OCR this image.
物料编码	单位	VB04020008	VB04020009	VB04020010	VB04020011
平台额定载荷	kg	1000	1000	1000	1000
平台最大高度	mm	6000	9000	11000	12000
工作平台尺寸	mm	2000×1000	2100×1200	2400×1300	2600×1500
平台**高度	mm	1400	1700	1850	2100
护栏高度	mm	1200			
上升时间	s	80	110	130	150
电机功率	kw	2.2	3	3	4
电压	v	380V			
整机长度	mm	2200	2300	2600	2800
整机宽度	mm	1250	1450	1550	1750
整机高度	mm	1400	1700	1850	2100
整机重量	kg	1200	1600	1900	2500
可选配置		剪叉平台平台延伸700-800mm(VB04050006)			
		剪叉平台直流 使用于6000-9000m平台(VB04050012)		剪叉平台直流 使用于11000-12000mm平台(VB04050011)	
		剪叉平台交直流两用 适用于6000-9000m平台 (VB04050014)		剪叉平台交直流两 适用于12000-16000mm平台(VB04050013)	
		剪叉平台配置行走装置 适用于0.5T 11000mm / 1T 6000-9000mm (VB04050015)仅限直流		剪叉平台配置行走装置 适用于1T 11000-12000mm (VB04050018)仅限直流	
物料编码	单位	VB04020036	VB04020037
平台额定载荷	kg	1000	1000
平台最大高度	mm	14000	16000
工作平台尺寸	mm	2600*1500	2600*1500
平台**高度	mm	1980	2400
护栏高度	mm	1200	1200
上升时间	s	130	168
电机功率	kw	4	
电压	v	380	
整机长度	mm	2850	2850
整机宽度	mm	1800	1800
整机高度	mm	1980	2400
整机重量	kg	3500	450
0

Written request | Return every record above exactly as it appears.

Correct output |
OCR this image.
物料编码	单位	VB04020008	VB04020009	VB04020010	VB04020011
平台额定载荷	kg	1000	1000	1000	1000
平台最大高度	mm	6000	9000	11000	12000
工作平台尺寸	mm	2000×1000	2100×1200	2400×1300	2600×1500
平台**高度	mm	1400	1700	1850	2100
护栏高度	mm	1200			
上升时间	s	80	110	130	150
电机功率	kw	2.2	3	3	4
电压	v	380V			
整机长度	mm	2200	2300	2600	2800
整机宽度	mm	1250	1450	1550	1750
整机高度	mm	1400	1700	1850	2100
整机重量	kg	1200	1600	1900	2500
可选配置		剪叉平台平台延伸700-800mm(VB04050006)			
		剪叉平台直流 使用于6000-9000m平台(VB04050012)		剪叉平台直流 使用于11000-12000mm平台(VB04050011)	
		剪叉平台交直流两用 适用于6000-9000m平台 (VB04050014)		剪叉平台交直流两 适用于12000-16000mm平台(VB04050013)	
		剪叉平台配置行走装置 适用于0.5T 11000mm / 1T 6000-9000mm (VB04050015)仅限直流		剪叉平台配置行走装置 适用于1T 11000-12000mm (VB04050018)仅限直流	
物料编码	单位	VB04020036	VB04020037
平台额定载荷	kg	1000	1000
平台最大高度	mm	14000	16000
工作平台尺寸	mm	2600*1500	2600*1500
平台**高度	mm	1980	2400
护栏高度	mm	1200	1200
上升时间	s	130	168
电机功率	kw	4	
电压	v	380	
整机长度	mm	2850	2850
整机宽度	mm	1800	1800
整机高度	mm	1980	2400
整机重量	kg	3500	450
0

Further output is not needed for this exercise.